start Information given
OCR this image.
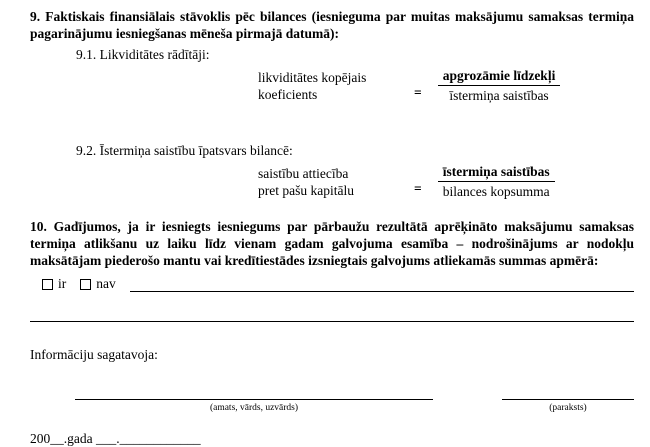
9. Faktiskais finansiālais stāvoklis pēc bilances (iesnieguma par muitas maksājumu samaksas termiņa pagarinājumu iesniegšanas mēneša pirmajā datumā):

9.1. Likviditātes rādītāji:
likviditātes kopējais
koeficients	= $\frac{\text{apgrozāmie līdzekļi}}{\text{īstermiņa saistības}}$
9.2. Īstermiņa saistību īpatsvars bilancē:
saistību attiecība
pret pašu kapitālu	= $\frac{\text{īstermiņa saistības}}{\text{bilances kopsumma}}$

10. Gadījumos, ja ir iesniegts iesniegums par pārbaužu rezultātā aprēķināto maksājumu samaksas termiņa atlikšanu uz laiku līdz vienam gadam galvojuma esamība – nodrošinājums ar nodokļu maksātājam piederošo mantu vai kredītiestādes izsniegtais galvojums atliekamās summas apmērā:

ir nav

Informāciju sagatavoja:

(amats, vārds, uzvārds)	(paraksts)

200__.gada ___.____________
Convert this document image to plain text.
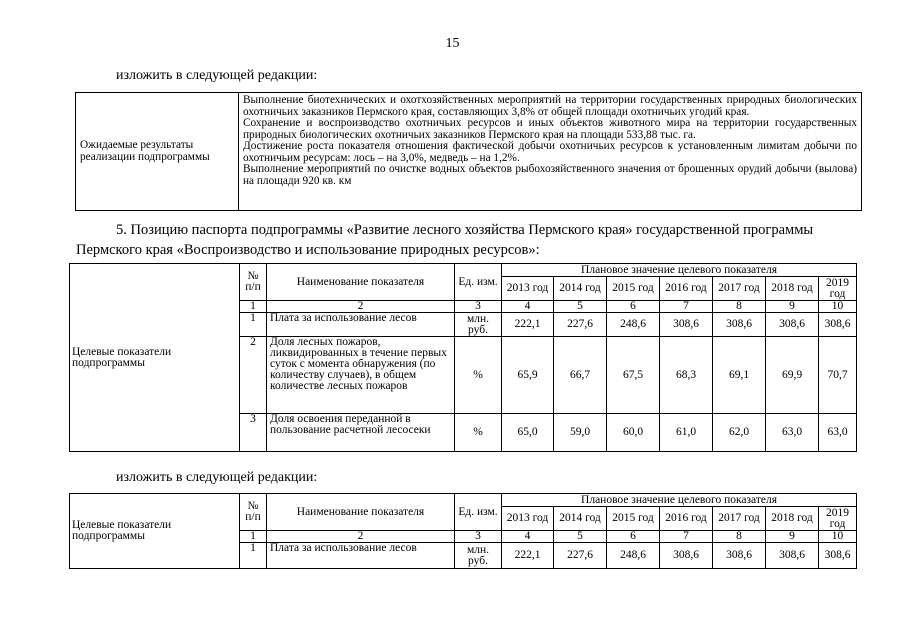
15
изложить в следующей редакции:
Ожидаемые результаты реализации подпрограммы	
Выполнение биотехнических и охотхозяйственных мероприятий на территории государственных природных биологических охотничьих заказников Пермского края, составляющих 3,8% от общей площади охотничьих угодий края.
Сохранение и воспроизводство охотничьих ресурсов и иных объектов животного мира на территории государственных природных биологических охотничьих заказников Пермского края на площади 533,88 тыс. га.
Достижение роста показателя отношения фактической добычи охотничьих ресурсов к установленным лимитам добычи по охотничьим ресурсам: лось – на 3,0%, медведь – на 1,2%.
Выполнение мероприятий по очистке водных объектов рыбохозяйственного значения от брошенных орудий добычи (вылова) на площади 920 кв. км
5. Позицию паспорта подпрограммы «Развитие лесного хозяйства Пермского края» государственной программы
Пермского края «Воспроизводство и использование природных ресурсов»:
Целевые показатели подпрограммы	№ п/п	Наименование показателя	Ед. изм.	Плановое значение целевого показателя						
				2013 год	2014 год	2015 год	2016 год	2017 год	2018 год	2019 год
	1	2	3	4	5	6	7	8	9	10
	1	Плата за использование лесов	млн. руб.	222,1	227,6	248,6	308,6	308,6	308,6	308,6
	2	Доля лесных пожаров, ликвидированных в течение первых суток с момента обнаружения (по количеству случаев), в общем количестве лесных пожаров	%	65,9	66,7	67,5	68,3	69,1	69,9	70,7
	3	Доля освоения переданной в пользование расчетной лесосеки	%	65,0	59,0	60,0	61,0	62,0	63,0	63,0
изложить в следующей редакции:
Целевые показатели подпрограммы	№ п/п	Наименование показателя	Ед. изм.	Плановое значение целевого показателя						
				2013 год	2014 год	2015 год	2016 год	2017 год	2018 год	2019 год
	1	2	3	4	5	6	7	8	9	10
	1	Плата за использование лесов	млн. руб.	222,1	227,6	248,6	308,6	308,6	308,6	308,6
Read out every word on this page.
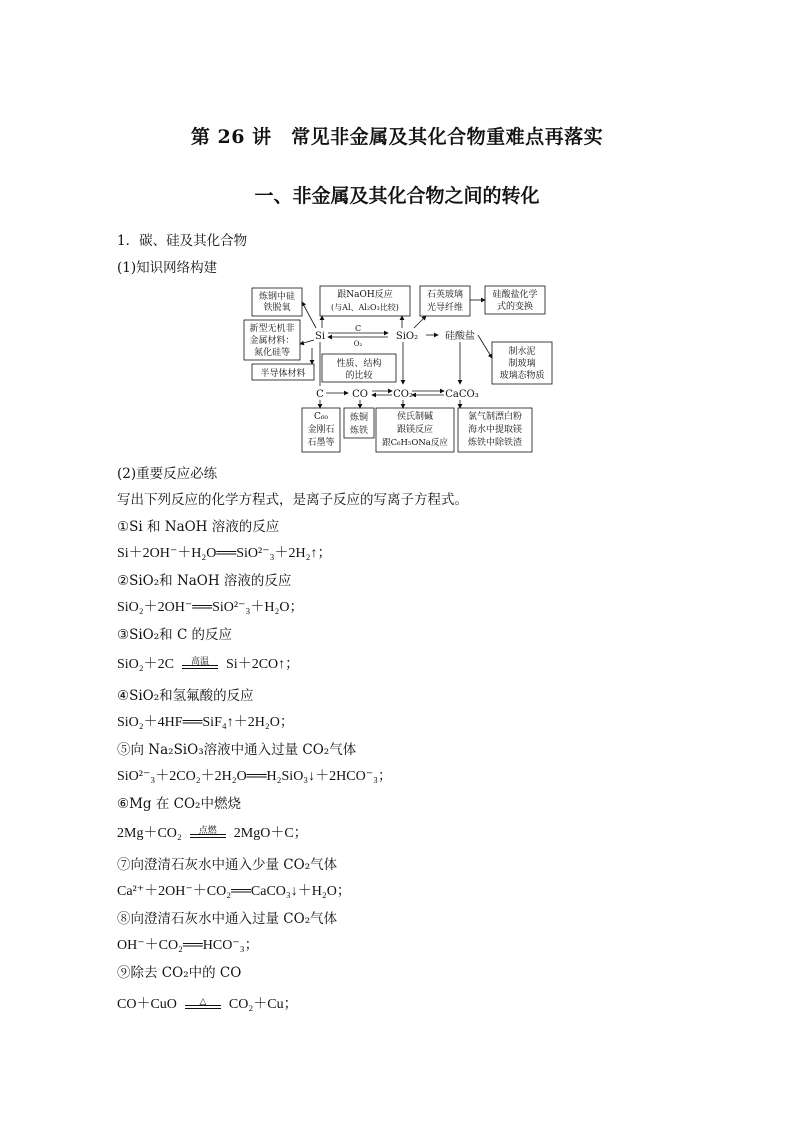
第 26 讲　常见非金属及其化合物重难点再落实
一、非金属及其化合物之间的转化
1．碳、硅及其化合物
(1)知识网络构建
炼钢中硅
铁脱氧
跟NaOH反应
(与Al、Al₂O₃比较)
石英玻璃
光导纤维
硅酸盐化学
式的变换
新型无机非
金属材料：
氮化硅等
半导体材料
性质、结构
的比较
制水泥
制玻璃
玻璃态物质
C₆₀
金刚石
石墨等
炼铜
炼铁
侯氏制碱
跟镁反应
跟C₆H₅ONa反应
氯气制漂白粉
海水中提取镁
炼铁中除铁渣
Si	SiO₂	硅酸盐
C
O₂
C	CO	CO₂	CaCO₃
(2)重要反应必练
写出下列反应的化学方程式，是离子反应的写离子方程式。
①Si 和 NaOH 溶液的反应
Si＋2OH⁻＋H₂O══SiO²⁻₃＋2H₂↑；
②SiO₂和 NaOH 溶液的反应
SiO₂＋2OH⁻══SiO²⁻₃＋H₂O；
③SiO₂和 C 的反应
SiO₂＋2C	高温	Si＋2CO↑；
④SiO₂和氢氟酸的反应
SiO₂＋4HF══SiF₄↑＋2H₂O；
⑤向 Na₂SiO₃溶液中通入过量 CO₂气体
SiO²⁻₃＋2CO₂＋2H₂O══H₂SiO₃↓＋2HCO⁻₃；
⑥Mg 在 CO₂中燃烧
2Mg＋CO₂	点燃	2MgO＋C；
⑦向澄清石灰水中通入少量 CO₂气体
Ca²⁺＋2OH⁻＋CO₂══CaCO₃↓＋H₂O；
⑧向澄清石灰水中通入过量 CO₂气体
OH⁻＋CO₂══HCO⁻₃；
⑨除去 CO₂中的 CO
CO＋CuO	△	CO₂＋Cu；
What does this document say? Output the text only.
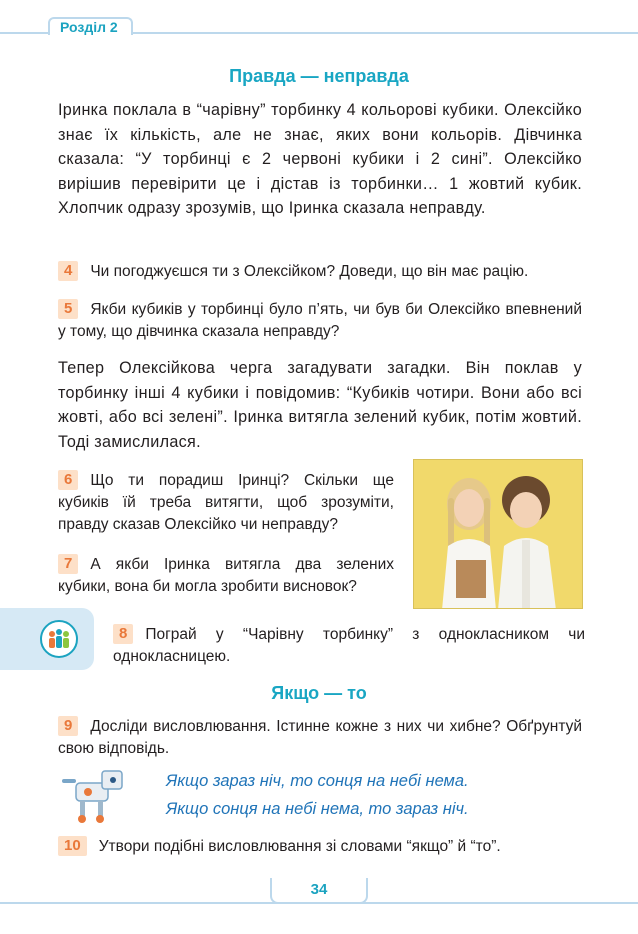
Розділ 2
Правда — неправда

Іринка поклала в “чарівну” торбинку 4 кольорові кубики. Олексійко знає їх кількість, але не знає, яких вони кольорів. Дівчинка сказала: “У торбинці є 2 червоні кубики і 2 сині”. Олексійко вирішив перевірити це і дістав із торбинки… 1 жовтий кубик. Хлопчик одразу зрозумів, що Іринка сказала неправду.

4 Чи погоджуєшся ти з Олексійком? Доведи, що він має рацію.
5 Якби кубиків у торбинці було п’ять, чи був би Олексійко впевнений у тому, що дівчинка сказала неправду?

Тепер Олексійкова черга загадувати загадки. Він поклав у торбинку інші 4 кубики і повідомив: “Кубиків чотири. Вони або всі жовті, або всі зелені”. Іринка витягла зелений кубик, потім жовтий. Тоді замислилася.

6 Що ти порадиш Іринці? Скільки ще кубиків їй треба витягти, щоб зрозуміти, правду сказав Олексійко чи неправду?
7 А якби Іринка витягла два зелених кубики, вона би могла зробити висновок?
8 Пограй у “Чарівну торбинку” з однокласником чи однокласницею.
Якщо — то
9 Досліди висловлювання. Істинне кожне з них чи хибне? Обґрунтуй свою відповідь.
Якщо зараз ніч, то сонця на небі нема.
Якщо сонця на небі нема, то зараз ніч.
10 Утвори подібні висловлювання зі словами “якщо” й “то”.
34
end Information given
- What is needed
From the entries above, pull out each line that includes "CO₂气体".

- Problem solution
⑤向 Na₂SiO₃溶液中通入过量 CO₂气体
⑦向澄清石灰水中通入少量 CO₂气体
⑧向澄清石灰水中通入过量 CO₂气体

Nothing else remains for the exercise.